DIRECTIVE = Could you reproduce only the data from the line with "entry-title: Bullish Unlocks" to the line with "entry-page-number: 142 — [663, 206, 683, 219]", renaming "entry-number" to "item-number" and keeping everything else the same?

STORED RECORDS =

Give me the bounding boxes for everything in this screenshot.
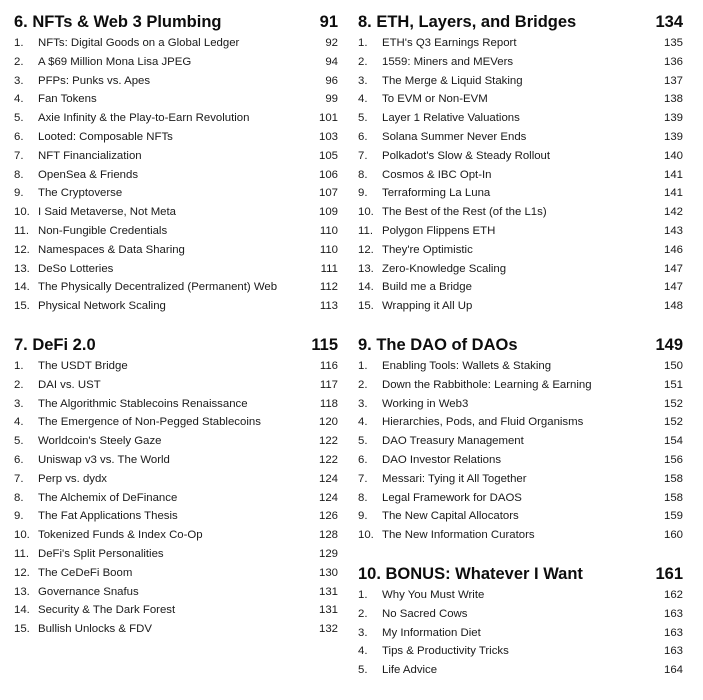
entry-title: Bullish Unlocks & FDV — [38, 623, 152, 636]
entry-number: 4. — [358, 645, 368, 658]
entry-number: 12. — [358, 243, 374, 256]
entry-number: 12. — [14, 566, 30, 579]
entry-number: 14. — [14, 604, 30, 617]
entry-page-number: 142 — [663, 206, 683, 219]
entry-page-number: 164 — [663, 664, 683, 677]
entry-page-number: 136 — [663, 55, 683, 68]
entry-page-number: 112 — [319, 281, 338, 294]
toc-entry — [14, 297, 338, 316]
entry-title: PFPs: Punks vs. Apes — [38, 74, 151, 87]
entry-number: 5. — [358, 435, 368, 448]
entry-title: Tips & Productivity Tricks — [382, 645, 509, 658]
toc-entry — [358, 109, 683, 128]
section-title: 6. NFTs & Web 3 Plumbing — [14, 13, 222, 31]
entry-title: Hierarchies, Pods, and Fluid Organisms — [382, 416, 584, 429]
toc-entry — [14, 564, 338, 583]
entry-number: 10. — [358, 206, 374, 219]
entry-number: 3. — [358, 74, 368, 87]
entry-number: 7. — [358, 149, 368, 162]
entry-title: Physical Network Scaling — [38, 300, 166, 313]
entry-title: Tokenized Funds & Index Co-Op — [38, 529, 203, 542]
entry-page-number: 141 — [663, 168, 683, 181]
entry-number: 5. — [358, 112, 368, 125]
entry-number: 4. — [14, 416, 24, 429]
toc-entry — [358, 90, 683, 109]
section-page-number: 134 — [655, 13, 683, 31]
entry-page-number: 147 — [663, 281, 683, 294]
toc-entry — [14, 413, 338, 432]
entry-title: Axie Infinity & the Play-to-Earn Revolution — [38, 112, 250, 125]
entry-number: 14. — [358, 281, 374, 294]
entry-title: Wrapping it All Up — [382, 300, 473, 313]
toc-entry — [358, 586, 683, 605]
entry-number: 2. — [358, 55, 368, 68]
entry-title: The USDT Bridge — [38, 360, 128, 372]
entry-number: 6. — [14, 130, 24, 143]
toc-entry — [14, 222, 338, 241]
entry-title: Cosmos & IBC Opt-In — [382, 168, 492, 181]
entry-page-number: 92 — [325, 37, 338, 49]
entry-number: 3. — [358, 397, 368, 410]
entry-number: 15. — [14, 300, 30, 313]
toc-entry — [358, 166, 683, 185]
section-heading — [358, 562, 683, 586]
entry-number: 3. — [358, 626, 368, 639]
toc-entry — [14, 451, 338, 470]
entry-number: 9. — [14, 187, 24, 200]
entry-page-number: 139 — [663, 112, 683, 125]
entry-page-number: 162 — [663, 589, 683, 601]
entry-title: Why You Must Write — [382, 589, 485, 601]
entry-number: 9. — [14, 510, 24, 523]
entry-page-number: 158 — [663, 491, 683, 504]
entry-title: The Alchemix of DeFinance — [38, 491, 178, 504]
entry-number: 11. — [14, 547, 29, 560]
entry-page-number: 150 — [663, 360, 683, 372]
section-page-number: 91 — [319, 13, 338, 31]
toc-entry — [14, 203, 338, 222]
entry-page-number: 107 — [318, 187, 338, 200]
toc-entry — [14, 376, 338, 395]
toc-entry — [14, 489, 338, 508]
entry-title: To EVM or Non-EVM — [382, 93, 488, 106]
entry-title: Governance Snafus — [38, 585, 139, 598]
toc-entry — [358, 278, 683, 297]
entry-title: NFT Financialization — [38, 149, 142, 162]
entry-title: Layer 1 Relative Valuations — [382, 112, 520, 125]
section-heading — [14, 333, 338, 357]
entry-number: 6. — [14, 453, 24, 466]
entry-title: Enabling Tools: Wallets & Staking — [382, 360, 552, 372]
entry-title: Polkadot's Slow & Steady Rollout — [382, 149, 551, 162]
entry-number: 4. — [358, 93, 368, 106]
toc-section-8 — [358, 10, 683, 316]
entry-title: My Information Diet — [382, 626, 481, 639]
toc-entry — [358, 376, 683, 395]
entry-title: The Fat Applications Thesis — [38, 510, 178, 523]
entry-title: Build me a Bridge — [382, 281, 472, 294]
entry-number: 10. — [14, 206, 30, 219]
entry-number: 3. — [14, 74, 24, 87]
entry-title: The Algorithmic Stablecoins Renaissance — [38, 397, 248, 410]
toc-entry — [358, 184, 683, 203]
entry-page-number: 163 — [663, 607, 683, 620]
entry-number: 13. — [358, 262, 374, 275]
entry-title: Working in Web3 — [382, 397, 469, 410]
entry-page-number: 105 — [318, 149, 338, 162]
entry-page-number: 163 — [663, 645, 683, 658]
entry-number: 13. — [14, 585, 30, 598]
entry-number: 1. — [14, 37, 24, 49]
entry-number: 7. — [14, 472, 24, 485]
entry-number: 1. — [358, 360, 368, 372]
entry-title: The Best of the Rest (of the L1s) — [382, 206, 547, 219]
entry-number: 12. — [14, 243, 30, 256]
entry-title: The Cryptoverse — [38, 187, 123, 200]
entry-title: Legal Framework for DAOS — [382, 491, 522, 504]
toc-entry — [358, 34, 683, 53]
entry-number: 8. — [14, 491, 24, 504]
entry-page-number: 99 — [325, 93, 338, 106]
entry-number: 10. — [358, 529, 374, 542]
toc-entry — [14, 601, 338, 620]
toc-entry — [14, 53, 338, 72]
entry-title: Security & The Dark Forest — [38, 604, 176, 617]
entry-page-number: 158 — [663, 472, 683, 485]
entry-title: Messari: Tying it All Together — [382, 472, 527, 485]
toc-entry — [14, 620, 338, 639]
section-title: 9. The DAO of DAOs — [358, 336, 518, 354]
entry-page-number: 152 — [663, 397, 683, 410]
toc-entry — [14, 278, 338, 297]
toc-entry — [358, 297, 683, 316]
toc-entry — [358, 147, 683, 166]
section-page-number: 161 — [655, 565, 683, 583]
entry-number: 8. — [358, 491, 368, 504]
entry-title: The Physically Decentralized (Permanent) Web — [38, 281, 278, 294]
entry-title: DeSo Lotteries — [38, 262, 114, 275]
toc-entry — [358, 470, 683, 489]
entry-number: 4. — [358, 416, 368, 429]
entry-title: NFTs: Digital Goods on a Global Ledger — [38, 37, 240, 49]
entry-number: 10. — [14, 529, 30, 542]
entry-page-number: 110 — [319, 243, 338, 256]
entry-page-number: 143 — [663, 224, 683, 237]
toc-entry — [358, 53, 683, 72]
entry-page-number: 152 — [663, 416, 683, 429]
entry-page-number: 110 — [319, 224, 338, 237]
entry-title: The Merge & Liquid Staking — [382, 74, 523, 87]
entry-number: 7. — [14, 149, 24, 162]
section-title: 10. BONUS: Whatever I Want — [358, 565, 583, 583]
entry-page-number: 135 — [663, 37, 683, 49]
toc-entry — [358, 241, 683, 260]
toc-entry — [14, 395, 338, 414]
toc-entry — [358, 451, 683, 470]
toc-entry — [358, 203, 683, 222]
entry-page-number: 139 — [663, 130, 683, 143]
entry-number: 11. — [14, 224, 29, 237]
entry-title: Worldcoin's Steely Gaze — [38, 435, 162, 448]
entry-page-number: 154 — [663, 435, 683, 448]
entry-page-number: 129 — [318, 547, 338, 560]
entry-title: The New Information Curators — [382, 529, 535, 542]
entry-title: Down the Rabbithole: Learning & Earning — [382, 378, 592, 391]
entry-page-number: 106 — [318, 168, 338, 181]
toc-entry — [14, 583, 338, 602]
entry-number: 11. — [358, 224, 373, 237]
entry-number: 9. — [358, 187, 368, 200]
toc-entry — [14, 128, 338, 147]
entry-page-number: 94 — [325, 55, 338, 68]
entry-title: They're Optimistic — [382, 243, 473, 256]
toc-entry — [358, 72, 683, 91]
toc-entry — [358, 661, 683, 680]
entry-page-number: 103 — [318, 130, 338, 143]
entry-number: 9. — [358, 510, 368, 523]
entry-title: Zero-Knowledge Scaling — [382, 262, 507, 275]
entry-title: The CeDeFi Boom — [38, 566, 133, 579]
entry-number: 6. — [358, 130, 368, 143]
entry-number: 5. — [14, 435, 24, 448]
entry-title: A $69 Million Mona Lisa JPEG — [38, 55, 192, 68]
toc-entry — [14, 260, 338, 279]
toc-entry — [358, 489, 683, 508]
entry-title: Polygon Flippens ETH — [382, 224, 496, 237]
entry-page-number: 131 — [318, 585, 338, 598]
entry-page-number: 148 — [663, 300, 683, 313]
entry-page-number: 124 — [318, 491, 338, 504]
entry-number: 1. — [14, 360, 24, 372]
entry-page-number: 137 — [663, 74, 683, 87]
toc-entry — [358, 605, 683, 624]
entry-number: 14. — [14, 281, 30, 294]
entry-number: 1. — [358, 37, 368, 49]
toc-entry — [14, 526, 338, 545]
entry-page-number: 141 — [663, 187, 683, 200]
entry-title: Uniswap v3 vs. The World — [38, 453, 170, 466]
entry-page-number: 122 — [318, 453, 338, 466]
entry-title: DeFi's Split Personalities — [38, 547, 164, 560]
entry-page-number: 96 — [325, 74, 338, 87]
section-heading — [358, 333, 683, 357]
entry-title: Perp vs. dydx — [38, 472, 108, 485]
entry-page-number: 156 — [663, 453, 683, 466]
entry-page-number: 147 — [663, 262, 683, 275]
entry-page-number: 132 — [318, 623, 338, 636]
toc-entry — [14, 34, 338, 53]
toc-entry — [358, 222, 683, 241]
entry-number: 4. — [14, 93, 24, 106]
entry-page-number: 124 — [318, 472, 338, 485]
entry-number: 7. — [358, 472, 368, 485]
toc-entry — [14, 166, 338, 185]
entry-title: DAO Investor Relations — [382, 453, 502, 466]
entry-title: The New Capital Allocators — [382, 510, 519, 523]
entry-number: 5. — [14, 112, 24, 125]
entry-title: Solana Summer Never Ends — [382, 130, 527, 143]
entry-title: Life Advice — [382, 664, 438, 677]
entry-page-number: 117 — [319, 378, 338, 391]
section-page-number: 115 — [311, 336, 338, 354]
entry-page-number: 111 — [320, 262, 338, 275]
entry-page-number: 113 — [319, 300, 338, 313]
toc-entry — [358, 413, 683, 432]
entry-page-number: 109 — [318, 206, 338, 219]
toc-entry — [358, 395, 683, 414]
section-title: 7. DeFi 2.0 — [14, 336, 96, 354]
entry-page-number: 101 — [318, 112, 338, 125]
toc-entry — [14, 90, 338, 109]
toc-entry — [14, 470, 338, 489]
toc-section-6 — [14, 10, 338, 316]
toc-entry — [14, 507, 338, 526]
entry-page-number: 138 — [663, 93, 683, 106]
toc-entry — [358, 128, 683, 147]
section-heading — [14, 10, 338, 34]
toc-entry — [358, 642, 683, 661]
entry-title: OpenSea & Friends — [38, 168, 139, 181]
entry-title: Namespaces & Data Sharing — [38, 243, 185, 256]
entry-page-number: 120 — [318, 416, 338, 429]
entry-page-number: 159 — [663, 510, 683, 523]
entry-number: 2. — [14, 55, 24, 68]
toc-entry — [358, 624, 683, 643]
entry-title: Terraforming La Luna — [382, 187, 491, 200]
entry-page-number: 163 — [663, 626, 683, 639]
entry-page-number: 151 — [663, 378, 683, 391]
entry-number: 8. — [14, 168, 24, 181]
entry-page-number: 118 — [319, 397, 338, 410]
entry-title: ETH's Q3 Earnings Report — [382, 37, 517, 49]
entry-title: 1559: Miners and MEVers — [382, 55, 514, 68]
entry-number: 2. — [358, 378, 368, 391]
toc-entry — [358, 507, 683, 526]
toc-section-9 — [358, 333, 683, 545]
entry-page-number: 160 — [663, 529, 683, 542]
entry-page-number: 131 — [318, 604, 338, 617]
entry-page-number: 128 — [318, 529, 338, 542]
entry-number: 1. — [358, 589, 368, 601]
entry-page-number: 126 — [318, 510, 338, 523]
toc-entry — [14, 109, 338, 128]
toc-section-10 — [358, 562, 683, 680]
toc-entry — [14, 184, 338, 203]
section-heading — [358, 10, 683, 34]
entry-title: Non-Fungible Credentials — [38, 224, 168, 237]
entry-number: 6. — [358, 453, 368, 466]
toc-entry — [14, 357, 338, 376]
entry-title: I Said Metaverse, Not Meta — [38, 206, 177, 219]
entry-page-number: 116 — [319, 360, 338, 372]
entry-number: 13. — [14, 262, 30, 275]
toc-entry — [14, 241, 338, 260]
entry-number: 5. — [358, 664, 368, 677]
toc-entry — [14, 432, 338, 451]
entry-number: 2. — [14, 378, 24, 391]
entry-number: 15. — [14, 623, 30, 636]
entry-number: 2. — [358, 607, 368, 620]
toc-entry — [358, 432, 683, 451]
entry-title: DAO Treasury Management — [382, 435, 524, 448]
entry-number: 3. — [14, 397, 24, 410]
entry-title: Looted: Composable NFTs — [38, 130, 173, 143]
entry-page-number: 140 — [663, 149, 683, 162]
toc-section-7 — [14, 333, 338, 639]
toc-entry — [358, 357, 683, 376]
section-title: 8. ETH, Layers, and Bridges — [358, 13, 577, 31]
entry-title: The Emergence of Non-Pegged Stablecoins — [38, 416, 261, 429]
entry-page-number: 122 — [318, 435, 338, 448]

FINISHED TASK =
entry-title: Bullish Unlocks & FDV — [38, 623, 152, 636]
item-number: 4. — [358, 645, 368, 658]
item-number: 12. — [358, 243, 374, 256]
item-number: 12. — [14, 566, 30, 579]
item-number: 14. — [14, 604, 30, 617]
entry-page-number: 142 — [663, 206, 683, 219]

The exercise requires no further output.